DESCRIPTION OF THE TASK: Transcribe the listing in full, excluding any pictures.

WORKING DATA:
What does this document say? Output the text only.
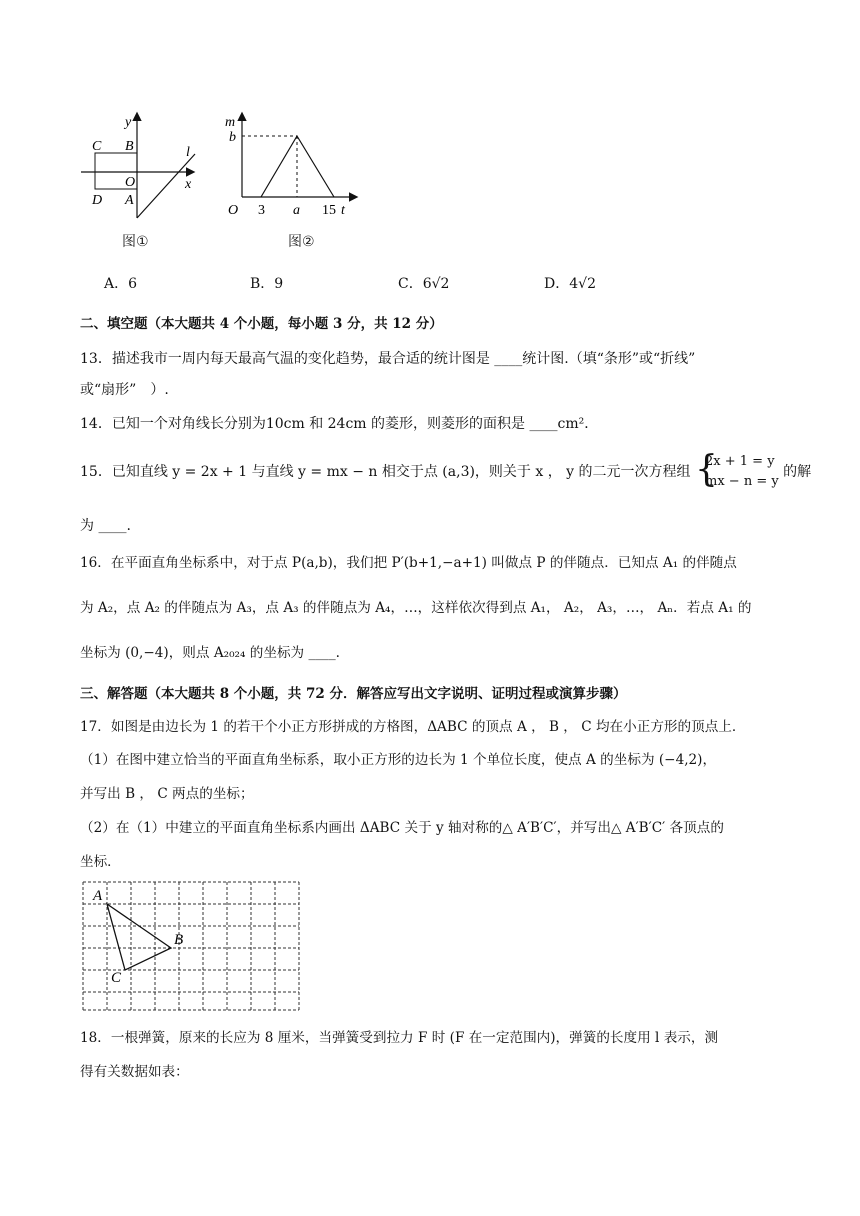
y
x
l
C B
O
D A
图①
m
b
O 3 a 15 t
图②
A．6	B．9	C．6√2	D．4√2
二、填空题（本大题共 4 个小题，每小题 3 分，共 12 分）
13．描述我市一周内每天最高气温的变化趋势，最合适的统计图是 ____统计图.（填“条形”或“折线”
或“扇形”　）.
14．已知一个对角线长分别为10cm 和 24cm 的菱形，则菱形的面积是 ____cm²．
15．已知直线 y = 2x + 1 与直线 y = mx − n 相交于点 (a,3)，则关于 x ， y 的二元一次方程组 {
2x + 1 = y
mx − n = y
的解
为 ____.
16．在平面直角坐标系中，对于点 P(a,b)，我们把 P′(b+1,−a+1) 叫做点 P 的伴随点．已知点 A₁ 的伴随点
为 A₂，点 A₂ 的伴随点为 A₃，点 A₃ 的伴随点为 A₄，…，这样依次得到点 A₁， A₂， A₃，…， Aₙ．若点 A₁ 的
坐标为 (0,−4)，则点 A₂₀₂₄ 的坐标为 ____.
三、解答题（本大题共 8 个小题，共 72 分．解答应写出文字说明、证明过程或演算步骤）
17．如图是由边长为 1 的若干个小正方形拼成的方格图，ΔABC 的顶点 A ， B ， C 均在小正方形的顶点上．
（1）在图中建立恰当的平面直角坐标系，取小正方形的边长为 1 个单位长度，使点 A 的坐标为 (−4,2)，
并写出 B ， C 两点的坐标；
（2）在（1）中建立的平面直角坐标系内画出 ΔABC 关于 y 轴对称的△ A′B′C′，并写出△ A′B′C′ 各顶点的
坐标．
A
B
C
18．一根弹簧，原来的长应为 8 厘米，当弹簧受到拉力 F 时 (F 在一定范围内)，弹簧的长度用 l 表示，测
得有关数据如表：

RESULT OF THIS TASK:
What does this document say? Output the text only.
y
x
l
C B
O
D A
图①
m
b
O 3 a 15 t
图②
A．6	B．9	C．6√2	D．4√2
二、填空题（本大题共 4 个小题，每小题 3 分，共 12 分）
13．描述我市一周内每天最高气温的变化趋势，最合适的统计图是 ____统计图.（填“条形”或“折线”
或“扇形”　）.
14．已知一个对角线长分别为10cm 和 24cm 的菱形，则菱形的面积是 ____cm²．
15．已知直线 y = 2x + 1 与直线 y = mx − n 相交于点 (a,3)，则关于 x ， y 的二元一次方程组 {
2x + 1 = y
mx − n = y
的解
为 ____.
16．在平面直角坐标系中，对于点 P(a,b)，我们把 P′(b+1,−a+1) 叫做点 P 的伴随点．已知点 A₁ 的伴随点
为 A₂，点 A₂ 的伴随点为 A₃，点 A₃ 的伴随点为 A₄，…，这样依次得到点 A₁， A₂， A₃，…， Aₙ．若点 A₁ 的
坐标为 (0,−4)，则点 A₂₀₂₄ 的坐标为 ____.
三、解答题（本大题共 8 个小题，共 72 分．解答应写出文字说明、证明过程或演算步骤）
17．如图是由边长为 1 的若干个小正方形拼成的方格图，ΔABC 的顶点 A ， B ， C 均在小正方形的顶点上．
（1）在图中建立恰当的平面直角坐标系，取小正方形的边长为 1 个单位长度，使点 A 的坐标为 (−4,2)，
并写出 B ， C 两点的坐标；
（2）在（1）中建立的平面直角坐标系内画出 ΔABC 关于 y 轴对称的△ A′B′C′，并写出△ A′B′C′ 各顶点的
坐标．
A
B
C
18．一根弹簧，原来的长应为 8 厘米，当弹簧受到拉力 F 时 (F 在一定范围内)，弹簧的长度用 l 表示，测
得有关数据如表：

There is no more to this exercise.